WHAT YOU NEED TO DO →
(1) Answer these from the article on learning and the brain:
(a) In which publication and issue did the article appear?
(b) Over how many years does the article say breakthroughs in understanding diet have come?
(c) What does the article name as the brain's adaptive functions?
(2) Translate this sentence from the article on learning and the brain into Spanish: "We think we understand both processes well -- they are both a matter of common sense."
(3) Carry on the article on learning and the brain from its last sentence.

SOURCE TEXT →
* * * *
Learning to Go with the Grain of the Brain

This article by John Abbott and Terence Ryan appeared in the Spring, 1999 issue of Education Canada. We thank all those who commented on our preliminary draft via email.

If young people are to be equipped effectively to meet the challenges of the 21st century it is surely prudent to seek out the very best understandings from current scientific research into the nature of how humans learn before considering further reform of the current system.

An analogy: we humans have been using our brains to think as long as we have been using our stomachs to nourish our bodies. We think we understand both processes well -- they are both a matter of common sense. Yet, with the breakthroughs in the understanding of diet in the last 30 years, we are eating better and now live longer. This analogy is useful when we look at the brain and the opportunities that now present themselves to expand its capabilities. We are now in a position to understand the brain's adaptive functions -- learning -- far better.
* * * *
DATA EXCERPTS →
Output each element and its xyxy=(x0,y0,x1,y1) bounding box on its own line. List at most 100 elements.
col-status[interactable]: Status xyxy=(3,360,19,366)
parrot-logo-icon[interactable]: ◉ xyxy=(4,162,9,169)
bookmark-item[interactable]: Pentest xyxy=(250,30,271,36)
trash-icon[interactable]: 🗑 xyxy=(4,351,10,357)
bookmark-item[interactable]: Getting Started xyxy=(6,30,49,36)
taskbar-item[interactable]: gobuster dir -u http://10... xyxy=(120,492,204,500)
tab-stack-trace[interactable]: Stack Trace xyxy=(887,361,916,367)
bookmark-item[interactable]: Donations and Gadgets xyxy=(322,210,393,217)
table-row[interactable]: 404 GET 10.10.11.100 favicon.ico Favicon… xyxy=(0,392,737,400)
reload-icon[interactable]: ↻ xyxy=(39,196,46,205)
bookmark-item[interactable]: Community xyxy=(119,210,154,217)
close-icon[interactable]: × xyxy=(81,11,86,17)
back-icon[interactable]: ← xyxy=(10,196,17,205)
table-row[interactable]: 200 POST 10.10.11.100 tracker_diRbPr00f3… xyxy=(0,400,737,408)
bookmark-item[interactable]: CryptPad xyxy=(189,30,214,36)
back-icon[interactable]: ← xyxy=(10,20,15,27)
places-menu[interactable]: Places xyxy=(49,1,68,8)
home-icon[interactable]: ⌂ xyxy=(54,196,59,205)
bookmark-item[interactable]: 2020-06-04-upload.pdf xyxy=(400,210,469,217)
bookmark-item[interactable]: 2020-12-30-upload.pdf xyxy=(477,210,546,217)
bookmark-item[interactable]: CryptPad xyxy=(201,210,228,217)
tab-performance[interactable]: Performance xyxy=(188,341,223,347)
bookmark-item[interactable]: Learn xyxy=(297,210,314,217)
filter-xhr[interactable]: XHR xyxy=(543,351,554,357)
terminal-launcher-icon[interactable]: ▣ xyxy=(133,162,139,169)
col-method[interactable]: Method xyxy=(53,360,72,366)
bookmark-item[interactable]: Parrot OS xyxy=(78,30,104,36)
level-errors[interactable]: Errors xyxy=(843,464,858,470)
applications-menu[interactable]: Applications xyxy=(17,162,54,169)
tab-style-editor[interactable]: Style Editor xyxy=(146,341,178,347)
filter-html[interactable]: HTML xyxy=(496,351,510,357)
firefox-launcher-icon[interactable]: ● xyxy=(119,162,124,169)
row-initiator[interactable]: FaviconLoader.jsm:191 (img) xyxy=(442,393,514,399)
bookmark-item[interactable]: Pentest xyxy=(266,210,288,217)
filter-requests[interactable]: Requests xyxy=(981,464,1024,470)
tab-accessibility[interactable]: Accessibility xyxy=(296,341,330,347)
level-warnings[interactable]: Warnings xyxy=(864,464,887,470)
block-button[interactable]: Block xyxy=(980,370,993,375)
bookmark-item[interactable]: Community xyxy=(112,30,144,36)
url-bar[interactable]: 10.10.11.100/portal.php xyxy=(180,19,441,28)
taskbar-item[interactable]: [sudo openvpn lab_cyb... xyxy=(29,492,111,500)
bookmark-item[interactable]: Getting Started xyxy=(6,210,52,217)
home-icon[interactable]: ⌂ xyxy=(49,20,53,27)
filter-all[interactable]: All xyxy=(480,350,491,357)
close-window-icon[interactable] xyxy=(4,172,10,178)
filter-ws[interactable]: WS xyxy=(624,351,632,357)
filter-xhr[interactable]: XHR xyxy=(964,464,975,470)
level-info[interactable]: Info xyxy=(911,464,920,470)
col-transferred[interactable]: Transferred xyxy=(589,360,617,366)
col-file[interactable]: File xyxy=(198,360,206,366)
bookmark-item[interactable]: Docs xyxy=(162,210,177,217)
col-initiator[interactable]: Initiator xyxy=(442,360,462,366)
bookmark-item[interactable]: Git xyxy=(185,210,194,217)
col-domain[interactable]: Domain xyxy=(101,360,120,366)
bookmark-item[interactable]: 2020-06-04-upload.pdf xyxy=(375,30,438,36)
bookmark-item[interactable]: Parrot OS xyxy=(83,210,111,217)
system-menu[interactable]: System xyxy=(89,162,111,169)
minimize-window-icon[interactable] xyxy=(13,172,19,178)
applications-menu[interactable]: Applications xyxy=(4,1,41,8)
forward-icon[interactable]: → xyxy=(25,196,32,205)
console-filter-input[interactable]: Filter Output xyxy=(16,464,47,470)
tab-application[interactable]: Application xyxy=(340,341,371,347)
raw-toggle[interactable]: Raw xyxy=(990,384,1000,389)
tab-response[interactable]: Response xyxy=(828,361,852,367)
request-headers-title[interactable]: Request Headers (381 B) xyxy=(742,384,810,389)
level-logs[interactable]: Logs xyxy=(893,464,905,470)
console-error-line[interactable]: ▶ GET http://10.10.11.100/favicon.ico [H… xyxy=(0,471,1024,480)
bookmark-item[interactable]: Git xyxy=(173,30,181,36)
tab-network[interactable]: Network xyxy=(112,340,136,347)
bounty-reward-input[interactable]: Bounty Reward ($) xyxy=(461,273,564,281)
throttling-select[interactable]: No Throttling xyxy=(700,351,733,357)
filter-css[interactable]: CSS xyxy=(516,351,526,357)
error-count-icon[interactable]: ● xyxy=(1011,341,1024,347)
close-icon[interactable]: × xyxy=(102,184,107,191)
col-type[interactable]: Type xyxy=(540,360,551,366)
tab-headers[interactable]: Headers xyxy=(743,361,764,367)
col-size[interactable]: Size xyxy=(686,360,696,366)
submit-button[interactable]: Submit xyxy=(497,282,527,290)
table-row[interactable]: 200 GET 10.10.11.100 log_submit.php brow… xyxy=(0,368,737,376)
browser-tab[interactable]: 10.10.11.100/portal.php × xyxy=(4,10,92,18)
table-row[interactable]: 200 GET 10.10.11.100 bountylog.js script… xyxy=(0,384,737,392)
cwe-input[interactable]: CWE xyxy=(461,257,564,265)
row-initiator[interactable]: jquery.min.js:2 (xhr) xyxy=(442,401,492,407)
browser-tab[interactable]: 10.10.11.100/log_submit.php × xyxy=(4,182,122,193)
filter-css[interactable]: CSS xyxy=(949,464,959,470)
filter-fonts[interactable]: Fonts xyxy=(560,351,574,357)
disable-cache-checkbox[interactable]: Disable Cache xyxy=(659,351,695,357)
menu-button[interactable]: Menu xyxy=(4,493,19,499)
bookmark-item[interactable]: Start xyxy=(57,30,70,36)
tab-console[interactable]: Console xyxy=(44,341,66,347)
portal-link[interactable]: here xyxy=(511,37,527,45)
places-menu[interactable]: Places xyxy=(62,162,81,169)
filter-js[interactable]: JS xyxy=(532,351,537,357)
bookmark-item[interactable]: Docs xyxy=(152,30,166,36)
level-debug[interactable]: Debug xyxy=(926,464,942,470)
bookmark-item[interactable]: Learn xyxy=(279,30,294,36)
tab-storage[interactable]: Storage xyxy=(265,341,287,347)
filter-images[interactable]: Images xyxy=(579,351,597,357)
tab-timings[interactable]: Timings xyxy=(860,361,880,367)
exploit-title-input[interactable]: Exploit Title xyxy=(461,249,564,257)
* * * *
ANSWERS BY ITEM NUMBER →
(1)
(a) The Spring, 1999 issue of Education Canada.
(b) The last 30 years.
(c) Learning.

(2) Creemos que entendemos bien ambos procesos: los dos son una cuestión de sentido común.

(3)
Researchers in the 1990s have uncovered a massive amount of evidence in the cognitive sciences, and in neurobiology, evolutionary biology, evolutionary psychology, and even archaeology and anthropology which shows us in great detail how it is that humans actually learn. We now can see why learning is much more than just the flip-side of good teaching and schooling. Much of this evidence confirms what many people have always intuitively thought; learning involves far more than schooling. People are quick to recognise that many successful public figures were either school failures or removed themselves from formal schooling at an early date. Conversely many successful people in school seemed to have disappeared without a trace.

Why? Not surprisingly, long-term studies, such as exist, show that the greatest predictors of success at University level (I know of no research over a longer period of time) are: 1) the quantity and quality of the discussion in the child's home before entering school; 2) the amount of independent reading regardless of subject matter which the child did for itself; 3) the clarity of value systems as understood and practised; 4) strong positive peer group pressure; and 5) the primary school. Still further down the list is the secondary school. Formal schooling is only part of what fires up the inquisitiveness in a child's mind.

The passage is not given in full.